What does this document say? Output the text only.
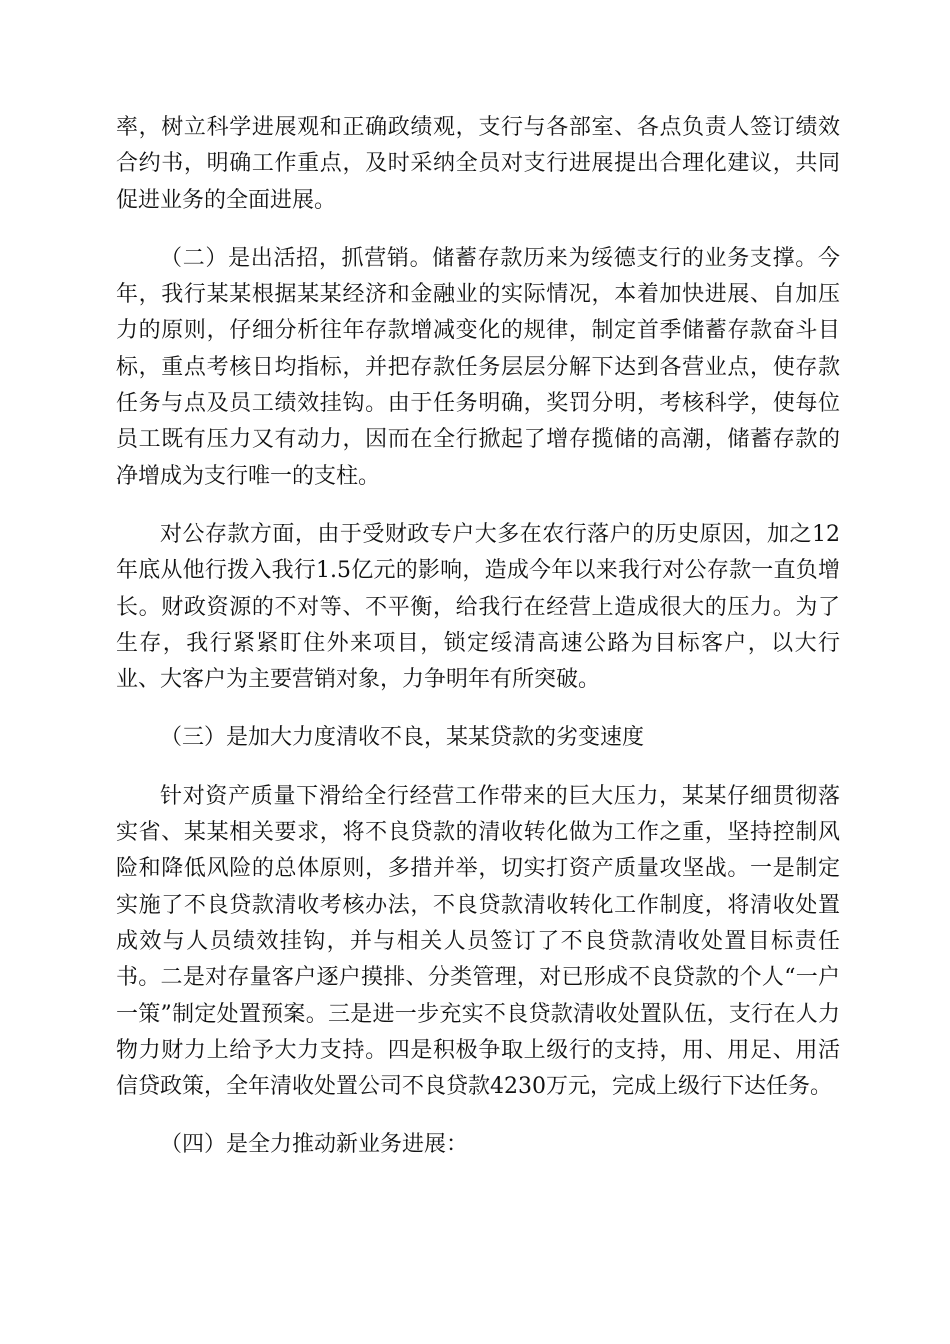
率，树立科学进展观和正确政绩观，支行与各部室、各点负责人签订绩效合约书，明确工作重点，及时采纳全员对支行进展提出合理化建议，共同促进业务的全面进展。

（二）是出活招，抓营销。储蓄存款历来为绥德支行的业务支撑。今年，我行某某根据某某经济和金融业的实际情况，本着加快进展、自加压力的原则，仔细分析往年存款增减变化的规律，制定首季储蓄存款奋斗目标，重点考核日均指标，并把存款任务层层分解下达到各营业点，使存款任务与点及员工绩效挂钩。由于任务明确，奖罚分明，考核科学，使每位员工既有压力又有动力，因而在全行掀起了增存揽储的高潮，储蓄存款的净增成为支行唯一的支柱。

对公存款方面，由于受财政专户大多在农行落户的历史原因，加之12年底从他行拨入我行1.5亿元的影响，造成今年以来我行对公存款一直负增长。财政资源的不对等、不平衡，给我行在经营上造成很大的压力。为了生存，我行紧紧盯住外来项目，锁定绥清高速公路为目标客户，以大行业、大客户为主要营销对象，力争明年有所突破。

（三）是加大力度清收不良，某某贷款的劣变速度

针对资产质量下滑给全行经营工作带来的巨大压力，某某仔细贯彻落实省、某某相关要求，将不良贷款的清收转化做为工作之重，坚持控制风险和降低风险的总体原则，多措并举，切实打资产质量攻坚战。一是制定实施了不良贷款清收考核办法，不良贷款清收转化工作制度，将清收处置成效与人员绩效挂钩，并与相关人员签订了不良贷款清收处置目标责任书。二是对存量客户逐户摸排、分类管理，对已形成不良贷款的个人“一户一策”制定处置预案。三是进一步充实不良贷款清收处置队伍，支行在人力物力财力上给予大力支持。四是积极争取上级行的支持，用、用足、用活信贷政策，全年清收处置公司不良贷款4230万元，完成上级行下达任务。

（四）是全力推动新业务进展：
_ _ _ _ _ _ _
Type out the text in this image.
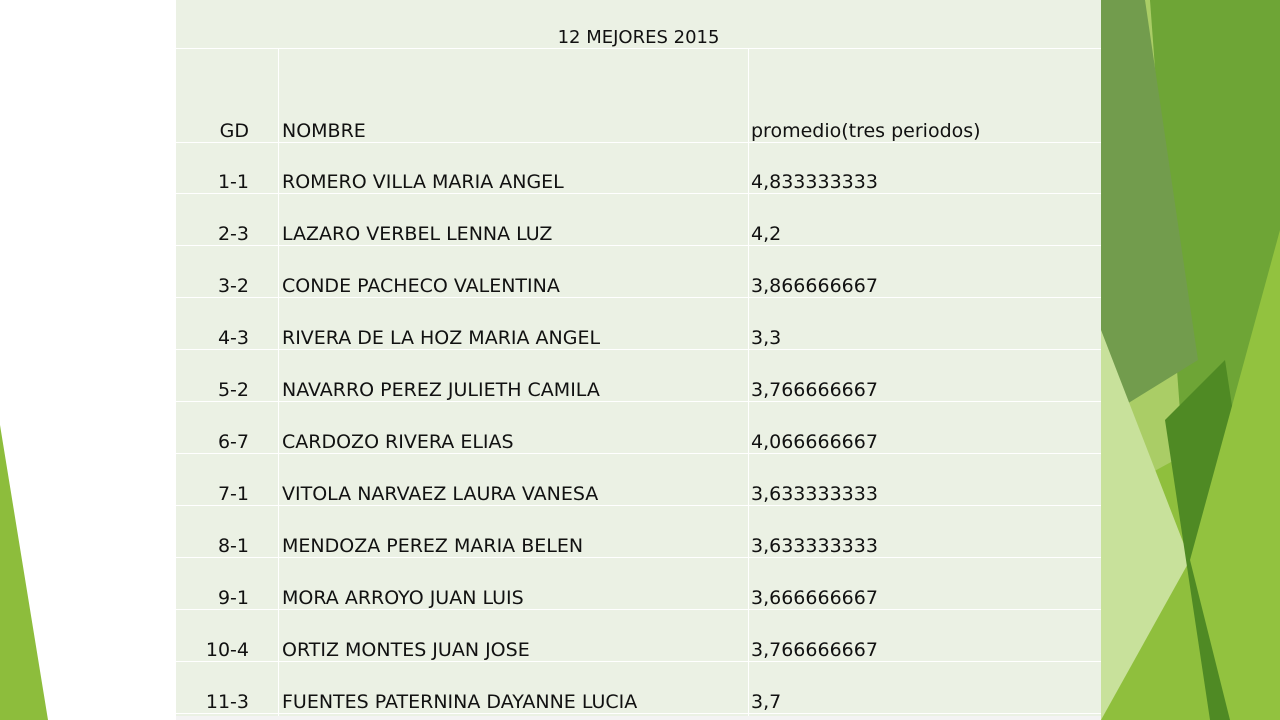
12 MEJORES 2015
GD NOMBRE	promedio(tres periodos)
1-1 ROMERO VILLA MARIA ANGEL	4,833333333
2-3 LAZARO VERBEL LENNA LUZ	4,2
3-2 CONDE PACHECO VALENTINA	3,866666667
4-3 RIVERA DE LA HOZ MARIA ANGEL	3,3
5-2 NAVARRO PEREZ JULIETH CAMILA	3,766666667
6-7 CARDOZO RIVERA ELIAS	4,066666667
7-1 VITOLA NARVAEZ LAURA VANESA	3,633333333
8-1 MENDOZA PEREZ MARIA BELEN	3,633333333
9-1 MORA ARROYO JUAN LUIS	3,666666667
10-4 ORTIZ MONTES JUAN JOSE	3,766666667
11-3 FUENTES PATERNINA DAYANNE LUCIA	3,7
_ _ _ _ _ _ _
- **TASK TO COMPLETE**:
Locate all lines in the listing above with the word "ANGEL" and copy them.

- **SOLUTION TO THIS EXERCISE**:
1-1 ROMERO VILLA MARIA ANGEL	4,833333333
4-3 RIVERA DE LA HOZ MARIA ANGEL	3,3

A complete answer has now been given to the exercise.